▸ **What to do**:
Each entry below is to be extracted exactly.

(Records from a collection)
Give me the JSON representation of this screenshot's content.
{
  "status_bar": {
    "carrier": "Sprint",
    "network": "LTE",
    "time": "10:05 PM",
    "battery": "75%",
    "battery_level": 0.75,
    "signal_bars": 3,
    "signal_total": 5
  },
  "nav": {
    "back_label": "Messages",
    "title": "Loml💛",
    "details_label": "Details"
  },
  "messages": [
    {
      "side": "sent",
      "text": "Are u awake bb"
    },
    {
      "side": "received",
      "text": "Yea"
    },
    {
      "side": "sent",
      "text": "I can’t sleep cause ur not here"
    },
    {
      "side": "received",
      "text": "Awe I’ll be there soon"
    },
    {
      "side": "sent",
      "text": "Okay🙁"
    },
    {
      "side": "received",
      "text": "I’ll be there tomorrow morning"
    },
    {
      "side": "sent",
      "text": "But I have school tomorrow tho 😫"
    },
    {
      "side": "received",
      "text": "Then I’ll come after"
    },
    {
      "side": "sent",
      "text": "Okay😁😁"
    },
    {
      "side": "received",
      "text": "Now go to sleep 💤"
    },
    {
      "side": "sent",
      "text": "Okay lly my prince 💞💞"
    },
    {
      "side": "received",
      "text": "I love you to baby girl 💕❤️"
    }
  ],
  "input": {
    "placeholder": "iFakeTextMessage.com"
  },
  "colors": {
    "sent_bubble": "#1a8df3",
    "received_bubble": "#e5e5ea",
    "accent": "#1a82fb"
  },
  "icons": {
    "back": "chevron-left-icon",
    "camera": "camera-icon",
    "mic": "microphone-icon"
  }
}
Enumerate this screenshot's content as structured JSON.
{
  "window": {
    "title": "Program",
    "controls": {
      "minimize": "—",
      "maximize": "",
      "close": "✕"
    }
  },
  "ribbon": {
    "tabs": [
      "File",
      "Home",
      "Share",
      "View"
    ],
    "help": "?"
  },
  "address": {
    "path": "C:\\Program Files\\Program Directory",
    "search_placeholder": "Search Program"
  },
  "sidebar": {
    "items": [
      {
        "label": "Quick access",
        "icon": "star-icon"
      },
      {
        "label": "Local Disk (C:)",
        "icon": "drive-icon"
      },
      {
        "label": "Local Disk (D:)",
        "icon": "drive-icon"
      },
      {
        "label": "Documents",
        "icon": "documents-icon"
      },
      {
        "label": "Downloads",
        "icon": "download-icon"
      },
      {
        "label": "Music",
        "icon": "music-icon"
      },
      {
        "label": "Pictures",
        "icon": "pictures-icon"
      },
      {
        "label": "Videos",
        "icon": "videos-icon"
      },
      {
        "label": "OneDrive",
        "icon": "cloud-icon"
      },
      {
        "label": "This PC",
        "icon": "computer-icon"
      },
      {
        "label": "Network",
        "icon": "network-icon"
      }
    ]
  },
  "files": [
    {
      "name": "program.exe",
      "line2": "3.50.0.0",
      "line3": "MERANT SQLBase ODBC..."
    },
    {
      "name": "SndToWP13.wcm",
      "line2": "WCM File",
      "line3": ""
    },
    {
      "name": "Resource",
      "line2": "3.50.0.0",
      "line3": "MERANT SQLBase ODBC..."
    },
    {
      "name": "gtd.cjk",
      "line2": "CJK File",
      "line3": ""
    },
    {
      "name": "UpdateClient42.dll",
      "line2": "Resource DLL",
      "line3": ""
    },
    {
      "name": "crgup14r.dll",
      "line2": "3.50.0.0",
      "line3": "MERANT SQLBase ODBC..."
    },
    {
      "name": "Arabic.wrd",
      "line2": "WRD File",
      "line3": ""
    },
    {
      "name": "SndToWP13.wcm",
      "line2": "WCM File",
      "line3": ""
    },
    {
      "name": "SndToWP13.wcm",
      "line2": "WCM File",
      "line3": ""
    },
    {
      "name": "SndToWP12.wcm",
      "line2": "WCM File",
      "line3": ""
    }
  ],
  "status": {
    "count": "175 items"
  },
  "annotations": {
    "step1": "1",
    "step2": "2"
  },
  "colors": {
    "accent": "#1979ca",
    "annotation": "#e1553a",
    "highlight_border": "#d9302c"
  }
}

▸ **Answer to this task**:
Give me the JSON representation of this screenshot's content.
{
  "status_bar": {
    "carrier": "Sprint",
    "network": "LTE",
    "time": "10:05 PM",
    "battery": "75%",
    "battery_level": 0.75,
    "signal_bars": 3,
    "signal_total": 5
  },
  "nav": {
    "back_label": "Messages",
    "title": "Loml💛",
    "details_label": "Details"
  },
  "messages": [
    {
      "side": "sent",
      "text": "Are u awake bb"
    },
    {
      "side": "received",
      "text": "Yea"
    },
    {
      "side": "sent",
      "text": "I can’t sleep cause ur not here"
    },
    {
      "side": "received",
      "text": "Awe I’ll be there soon"
    },
    {
      "side": "sent",
      "text": "Okay🙁"
    },
    {
      "side": "received",
      "text": "I’ll be there tomorrow morning"
    },
    {
      "side": "sent",
      "text": "But I have school tomorrow tho 😫"
    },
    {
      "side": "received",
      "text": "Then I’ll come after"
    },
    {
      "side": "sent",
      "text": "Okay😁😁"
    },
    {
      "side": "received",
      "text": "Now go to sleep 💤"
    },
    {
      "side": "sent",
      "text": "Okay lly my prince 💞💞"
    },
    {
      "side": "received",
      "text": "I love you to baby girl 💕❤️"
    }
  ],
  "input": {
    "placeholder": "iFakeTextMessage.com"
  },
  "colors": {
    "sent_bubble": "#1a8df3",
    "received_bubble": "#e5e5ea",
    "accent": "#1a82fb"
  },
  "icons": {
    "back": "chevron-left-icon",
    "camera": "camera-icon",
    "mic": "microphone-icon"
  }
}
Enumerate this screenshot's content as structured JSON.
{
  "window": {
    "title": "Program",
    "controls": {
      "minimize": "—",
      "maximize": "",
      "close": "✕"
    }
  },
  "ribbon": {
    "tabs": [
      "File",
      "Home",
      "Share",
      "View"
    ],
    "help": "?"
  },
  "address": {
    "path": "C:\\Program Files\\Program Directory",
    "search_placeholder": "Search Program"
  },
  "sidebar": {
    "items": [
      {
        "label": "Quick access",
        "icon": "star-icon"
      },
      {
        "label": "Local Disk (C:)",
        "icon": "drive-icon"
      },
      {
        "label": "Local Disk (D:)",
        "icon": "drive-icon"
      },
      {
        "label": "Documents",
        "icon": "documents-icon"
      },
      {
        "label": "Downloads",
        "icon": "download-icon"
      },
      {
        "label": "Music",
        "icon": "music-icon"
      },
      {
        "label": "Pictures",
        "icon": "pictures-icon"
      },
      {
        "label": "Videos",
        "icon": "videos-icon"
      },
      {
        "label": "OneDrive",
        "icon": "cloud-icon"
      },
      {
        "label": "This PC",
        "icon": "computer-icon"
      },
      {
        "label": "Network",
        "icon": "network-icon"
      }
    ]
  },
  "files": [
    {
      "name": "program.exe",
      "line2": "3.50.0.0",
      "line3": "MERANT SQLBase ODBC..."
    },
    {
      "name": "SndToWP13.wcm",
      "line2": "WCM File",
      "line3": ""
    },
    {
      "name": "Resource",
      "line2": "3.50.0.0",
      "line3": "MERANT SQLBase ODBC..."
    },
    {
      "name": "gtd.cjk",
      "line2": "CJK File",
      "line3": ""
    },
    {
      "name": "UpdateClient42.dll",
      "line2": "Resource DLL",
      "line3": ""
    },
    {
      "name": "crgup14r.dll",
      "line2": "3.50.0.0",
      "line3": "MERANT SQLBase ODBC..."
    },
    {
      "name": "Arabic.wrd",
      "line2": "WRD File",
      "line3": ""
    },
    {
      "name": "SndToWP13.wcm",
      "line2": "WCM File",
      "line3": ""
    },
    {
      "name": "SndToWP13.wcm",
      "line2": "WCM File",
      "line3": ""
    },
    {
      "name": "SndToWP12.wcm",
      "line2": "WCM File",
      "line3": ""
    }
  ],
  "status": {
    "count": "175 items"
  },
  "annotations": {
    "step1": "1",
    "step2": "2"
  },
  "colors": {
    "accent": "#1979ca",
    "annotation": "#e1553a",
    "highlight_border": "#d9302c"
  }
}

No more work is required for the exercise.